Aim of the exercise: Set out every line bearing the string "Service".

## START Input records

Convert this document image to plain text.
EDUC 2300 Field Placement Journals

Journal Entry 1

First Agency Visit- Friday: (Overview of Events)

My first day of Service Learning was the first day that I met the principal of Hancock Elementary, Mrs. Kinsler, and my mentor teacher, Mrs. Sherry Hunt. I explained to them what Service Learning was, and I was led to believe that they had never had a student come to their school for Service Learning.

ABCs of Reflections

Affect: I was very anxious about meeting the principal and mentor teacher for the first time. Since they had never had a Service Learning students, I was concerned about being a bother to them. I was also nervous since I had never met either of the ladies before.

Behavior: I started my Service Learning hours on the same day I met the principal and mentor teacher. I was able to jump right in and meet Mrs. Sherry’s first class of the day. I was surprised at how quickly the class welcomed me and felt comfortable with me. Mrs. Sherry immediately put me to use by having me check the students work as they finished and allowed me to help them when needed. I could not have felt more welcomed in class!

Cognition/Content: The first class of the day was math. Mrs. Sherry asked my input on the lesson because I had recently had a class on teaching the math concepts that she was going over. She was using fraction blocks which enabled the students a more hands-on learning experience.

## END Input records

The result:
My first day of Service Learning was the first day that I met the principal of Hancock Elementary, Mrs. Kinsler, and my mentor teacher, Mrs. Sherry Hunt. I explained to them what Service Learning was, and I was led to believe that they had never had a student come to their school for Service Learning.
Affect: I was very anxious about meeting the principal and mentor teacher for the first time. Since they had never had a Service Learning students, I was concerned about being a bother to them. I was also nervous since I had never met either of the ladies before.
Behavior: I started my Service Learning hours on the same day I met the principal and mentor teacher. I was able to jump right in and meet Mrs. Sherry’s first class of the day. I was surprised at how quickly the class welcomed me and felt comfortable with me. Mrs. Sherry immediately put me to use by having me check the students work as they finished and allowed me to help them when needed. I could not have felt more welcomed in class!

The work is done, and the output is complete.